How to complete this task:
If a line of the data below contains the string "LIFETIME", copy it into your answer.

Extracted records:
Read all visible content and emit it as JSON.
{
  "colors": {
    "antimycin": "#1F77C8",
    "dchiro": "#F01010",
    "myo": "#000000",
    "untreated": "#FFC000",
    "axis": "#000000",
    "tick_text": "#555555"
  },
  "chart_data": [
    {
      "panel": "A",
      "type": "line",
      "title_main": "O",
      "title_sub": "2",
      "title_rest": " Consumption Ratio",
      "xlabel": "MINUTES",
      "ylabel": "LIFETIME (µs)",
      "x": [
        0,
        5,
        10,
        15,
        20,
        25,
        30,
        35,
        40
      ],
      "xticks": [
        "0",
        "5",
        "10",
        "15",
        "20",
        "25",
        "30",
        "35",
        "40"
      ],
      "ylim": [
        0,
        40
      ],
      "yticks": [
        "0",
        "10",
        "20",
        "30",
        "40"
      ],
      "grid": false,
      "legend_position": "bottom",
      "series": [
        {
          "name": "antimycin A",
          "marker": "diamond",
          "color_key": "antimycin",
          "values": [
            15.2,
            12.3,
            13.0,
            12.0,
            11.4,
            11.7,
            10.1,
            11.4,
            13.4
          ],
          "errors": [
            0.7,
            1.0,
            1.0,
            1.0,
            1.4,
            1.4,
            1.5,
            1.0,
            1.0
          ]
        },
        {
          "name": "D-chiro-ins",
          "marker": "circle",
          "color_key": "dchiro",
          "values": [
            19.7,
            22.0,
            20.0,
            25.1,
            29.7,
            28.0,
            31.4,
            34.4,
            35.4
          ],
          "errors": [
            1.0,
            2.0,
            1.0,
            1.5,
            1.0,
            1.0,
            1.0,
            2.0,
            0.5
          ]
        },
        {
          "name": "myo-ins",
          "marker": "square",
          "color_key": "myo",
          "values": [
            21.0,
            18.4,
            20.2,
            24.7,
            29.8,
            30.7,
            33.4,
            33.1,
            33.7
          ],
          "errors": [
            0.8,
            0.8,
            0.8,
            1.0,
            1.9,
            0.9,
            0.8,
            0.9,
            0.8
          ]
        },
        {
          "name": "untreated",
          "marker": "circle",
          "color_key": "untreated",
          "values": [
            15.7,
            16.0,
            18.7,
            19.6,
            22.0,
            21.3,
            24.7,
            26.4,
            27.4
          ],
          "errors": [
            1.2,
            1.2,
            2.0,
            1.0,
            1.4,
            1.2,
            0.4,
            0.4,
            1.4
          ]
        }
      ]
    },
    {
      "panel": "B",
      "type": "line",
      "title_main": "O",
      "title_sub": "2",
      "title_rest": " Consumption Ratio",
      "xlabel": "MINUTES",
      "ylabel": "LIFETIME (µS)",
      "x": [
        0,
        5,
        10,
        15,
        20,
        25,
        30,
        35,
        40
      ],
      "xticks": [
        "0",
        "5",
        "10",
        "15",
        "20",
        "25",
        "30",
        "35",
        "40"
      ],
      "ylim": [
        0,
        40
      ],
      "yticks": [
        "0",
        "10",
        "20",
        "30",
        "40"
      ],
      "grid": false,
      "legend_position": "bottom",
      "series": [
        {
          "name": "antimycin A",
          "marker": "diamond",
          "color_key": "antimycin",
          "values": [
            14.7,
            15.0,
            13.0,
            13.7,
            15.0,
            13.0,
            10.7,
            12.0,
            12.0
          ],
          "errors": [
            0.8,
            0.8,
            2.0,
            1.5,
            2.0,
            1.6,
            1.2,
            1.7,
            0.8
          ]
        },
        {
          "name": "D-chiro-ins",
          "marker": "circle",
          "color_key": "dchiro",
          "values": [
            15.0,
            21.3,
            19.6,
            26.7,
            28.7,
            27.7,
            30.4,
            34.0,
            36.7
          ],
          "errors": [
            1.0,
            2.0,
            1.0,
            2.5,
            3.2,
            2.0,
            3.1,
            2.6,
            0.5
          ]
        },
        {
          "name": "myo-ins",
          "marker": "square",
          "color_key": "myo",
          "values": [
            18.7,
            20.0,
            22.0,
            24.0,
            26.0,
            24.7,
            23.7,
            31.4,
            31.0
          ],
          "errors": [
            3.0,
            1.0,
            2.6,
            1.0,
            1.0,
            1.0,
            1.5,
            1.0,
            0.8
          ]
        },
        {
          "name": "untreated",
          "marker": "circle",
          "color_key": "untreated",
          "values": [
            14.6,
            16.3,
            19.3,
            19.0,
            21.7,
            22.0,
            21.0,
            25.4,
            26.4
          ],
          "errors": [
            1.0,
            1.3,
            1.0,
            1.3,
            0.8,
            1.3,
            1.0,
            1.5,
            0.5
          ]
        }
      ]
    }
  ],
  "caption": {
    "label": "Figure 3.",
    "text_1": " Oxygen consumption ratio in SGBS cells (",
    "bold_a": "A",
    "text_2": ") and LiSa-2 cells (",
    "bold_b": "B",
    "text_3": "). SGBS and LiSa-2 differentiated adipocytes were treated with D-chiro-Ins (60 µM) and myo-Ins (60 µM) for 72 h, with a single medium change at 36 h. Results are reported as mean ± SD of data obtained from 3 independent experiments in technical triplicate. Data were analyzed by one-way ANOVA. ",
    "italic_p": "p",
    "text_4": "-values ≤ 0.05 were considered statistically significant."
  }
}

Response box:
      "ylabel": "LIFETIME (µs)",
      "ylabel": "LIFETIME (µS)",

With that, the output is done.